- WRITTEN PROBLEM: Scan the data below. Pull out each line where "ylabel" occurs.

Figure data in JSON
____________________

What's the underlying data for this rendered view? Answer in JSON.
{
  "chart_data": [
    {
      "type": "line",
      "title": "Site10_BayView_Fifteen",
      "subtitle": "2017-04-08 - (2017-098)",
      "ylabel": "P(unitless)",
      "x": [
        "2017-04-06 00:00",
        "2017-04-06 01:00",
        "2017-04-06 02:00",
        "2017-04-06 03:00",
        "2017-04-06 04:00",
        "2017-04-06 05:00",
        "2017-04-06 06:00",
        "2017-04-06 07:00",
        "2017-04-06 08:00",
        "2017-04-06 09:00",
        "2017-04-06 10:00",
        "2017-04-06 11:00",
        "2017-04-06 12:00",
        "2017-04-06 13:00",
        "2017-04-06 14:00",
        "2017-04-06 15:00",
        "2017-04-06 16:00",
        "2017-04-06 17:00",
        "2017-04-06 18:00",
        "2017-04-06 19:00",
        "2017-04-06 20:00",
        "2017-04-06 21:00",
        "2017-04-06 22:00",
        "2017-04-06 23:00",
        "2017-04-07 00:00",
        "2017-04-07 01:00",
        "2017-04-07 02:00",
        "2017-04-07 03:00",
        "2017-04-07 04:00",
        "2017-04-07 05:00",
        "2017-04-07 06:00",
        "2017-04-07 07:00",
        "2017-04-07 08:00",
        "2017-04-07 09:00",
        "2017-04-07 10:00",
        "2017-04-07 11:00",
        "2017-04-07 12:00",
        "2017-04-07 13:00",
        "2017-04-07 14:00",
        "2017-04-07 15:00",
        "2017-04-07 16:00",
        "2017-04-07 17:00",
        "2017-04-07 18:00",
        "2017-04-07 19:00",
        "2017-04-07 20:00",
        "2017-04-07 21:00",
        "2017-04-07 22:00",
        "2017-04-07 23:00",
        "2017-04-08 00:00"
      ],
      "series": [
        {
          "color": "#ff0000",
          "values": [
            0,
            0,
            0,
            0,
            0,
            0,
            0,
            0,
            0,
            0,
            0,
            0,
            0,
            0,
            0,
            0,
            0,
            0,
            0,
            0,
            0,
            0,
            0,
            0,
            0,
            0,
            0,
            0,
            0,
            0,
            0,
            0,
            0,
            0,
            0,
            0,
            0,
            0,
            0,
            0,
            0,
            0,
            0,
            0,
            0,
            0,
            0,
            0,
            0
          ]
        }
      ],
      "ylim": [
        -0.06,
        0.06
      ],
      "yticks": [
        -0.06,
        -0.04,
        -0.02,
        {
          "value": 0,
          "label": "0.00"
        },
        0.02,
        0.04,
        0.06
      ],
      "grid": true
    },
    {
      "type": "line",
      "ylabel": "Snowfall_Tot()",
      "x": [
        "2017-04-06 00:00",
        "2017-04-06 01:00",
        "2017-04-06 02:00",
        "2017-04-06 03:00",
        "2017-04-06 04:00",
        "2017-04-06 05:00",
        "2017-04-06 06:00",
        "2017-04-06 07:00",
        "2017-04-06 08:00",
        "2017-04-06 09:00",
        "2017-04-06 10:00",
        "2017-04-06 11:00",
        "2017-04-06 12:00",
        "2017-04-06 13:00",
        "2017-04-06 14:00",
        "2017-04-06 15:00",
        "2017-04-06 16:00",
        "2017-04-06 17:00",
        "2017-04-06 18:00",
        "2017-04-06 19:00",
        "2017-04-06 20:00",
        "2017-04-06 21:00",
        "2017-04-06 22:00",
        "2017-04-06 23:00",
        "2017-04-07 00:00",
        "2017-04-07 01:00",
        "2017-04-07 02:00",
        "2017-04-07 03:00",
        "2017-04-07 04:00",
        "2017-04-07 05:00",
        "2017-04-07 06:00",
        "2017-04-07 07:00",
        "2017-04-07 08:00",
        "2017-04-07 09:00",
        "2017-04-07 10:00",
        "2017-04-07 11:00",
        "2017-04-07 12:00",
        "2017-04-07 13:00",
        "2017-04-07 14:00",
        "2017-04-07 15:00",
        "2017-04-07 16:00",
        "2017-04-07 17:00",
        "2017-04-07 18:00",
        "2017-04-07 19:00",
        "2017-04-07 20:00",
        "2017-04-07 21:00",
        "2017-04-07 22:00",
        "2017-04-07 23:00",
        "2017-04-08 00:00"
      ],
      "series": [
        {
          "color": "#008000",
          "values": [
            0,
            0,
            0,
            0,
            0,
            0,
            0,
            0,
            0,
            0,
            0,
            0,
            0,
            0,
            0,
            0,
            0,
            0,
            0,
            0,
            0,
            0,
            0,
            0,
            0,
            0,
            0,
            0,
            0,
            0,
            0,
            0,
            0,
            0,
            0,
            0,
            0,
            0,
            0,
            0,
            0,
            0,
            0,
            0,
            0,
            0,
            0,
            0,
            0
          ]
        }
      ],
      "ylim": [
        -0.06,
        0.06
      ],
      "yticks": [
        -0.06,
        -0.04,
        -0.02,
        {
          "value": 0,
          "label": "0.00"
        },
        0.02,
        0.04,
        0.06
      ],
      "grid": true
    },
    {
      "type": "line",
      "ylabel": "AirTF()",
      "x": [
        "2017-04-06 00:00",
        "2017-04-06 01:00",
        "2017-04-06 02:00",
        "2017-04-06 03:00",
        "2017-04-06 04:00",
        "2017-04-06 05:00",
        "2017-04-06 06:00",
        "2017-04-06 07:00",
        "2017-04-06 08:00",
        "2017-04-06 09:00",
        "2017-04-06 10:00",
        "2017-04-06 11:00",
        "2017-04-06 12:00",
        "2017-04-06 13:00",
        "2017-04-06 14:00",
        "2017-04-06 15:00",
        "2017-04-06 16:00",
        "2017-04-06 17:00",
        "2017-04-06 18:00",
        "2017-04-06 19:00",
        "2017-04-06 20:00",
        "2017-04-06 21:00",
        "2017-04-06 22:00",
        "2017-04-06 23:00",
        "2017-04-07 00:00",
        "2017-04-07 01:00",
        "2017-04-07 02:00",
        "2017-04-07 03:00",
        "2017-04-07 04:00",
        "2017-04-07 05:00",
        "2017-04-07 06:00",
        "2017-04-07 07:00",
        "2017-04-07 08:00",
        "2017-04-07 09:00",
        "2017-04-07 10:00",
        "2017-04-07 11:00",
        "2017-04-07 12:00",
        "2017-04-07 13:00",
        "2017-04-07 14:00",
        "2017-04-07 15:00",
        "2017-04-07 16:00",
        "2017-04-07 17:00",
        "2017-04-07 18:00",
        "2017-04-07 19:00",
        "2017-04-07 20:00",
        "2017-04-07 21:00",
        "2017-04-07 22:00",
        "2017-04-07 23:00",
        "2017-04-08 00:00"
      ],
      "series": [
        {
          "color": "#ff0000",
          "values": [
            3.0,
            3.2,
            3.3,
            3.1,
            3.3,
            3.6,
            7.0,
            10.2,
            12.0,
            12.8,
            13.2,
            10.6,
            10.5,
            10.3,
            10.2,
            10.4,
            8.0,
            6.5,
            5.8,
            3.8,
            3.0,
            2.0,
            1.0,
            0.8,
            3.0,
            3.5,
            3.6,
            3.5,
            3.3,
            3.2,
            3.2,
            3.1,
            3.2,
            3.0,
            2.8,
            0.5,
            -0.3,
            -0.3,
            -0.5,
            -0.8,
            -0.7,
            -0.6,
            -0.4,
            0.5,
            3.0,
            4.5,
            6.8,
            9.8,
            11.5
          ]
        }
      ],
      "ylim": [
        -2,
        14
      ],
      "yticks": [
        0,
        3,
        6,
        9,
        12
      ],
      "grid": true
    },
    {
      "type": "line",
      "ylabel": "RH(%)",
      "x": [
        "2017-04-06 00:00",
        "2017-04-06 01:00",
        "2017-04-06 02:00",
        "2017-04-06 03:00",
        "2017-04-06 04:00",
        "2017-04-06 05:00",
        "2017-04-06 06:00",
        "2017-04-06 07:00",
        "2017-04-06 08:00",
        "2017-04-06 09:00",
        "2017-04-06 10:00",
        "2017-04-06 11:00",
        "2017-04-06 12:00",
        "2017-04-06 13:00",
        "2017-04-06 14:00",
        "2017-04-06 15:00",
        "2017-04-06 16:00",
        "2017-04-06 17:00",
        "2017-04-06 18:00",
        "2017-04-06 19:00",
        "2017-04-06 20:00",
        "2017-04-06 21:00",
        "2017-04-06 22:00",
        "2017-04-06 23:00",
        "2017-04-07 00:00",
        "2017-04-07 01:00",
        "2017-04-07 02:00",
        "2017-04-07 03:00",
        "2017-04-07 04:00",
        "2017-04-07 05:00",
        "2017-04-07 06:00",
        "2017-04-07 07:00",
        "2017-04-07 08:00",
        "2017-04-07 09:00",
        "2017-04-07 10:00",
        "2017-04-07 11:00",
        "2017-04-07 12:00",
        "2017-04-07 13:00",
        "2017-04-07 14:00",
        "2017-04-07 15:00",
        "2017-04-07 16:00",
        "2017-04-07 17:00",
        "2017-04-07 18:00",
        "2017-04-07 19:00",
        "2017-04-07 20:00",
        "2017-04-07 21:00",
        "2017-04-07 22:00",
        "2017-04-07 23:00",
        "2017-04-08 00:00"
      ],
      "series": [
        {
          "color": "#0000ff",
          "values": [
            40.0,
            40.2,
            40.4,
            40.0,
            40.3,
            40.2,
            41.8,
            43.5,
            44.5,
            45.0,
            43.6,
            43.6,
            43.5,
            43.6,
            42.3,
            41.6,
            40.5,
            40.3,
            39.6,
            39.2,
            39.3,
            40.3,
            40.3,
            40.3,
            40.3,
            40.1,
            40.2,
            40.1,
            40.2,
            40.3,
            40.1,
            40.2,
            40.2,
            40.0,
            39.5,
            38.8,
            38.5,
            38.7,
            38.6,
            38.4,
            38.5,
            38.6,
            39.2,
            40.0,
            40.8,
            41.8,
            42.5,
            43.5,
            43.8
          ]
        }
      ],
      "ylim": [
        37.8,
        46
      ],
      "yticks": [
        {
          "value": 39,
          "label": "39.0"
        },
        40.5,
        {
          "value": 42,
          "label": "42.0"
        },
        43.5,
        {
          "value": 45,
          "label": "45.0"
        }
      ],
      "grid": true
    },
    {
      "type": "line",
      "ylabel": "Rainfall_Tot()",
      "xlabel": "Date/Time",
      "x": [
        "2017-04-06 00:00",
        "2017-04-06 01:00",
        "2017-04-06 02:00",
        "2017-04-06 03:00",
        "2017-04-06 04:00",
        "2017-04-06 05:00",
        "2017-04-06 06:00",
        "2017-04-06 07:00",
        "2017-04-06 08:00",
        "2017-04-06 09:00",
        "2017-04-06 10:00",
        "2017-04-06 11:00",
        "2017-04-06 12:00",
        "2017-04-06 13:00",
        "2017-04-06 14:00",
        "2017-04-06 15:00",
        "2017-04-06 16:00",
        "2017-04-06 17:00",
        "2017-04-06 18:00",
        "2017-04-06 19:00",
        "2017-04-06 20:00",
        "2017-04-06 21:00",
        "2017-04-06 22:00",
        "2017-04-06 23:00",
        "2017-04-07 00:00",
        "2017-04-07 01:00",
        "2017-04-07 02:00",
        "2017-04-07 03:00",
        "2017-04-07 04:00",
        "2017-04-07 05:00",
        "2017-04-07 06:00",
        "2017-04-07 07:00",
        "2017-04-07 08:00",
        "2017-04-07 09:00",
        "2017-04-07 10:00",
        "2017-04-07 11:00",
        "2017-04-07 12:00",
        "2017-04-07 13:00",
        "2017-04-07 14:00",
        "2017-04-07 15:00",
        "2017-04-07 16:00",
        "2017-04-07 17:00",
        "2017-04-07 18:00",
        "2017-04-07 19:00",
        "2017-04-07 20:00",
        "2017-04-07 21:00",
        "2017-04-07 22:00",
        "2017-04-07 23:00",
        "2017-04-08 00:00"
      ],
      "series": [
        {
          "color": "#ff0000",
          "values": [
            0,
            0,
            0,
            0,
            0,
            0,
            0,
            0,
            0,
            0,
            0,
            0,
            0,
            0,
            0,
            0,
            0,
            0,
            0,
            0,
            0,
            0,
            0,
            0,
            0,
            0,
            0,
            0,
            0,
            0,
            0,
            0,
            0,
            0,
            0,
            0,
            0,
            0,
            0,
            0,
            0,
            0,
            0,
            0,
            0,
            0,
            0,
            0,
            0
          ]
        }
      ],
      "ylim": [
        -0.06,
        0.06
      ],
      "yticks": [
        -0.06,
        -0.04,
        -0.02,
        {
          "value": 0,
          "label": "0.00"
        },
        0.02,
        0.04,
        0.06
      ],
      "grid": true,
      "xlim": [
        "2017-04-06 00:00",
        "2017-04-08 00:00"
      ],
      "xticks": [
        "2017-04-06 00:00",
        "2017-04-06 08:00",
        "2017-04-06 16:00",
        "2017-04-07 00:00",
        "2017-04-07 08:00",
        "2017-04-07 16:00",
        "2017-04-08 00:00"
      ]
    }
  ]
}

____________________

- PROBLEM SOLUTION:
      "ylabel": "P(unitless)",
      "ylabel": "Snowfall_Tot()",
      "ylabel": "AirTF()",
      "ylabel": "RH(%)",
      "ylabel": "Rainfall_Tot()",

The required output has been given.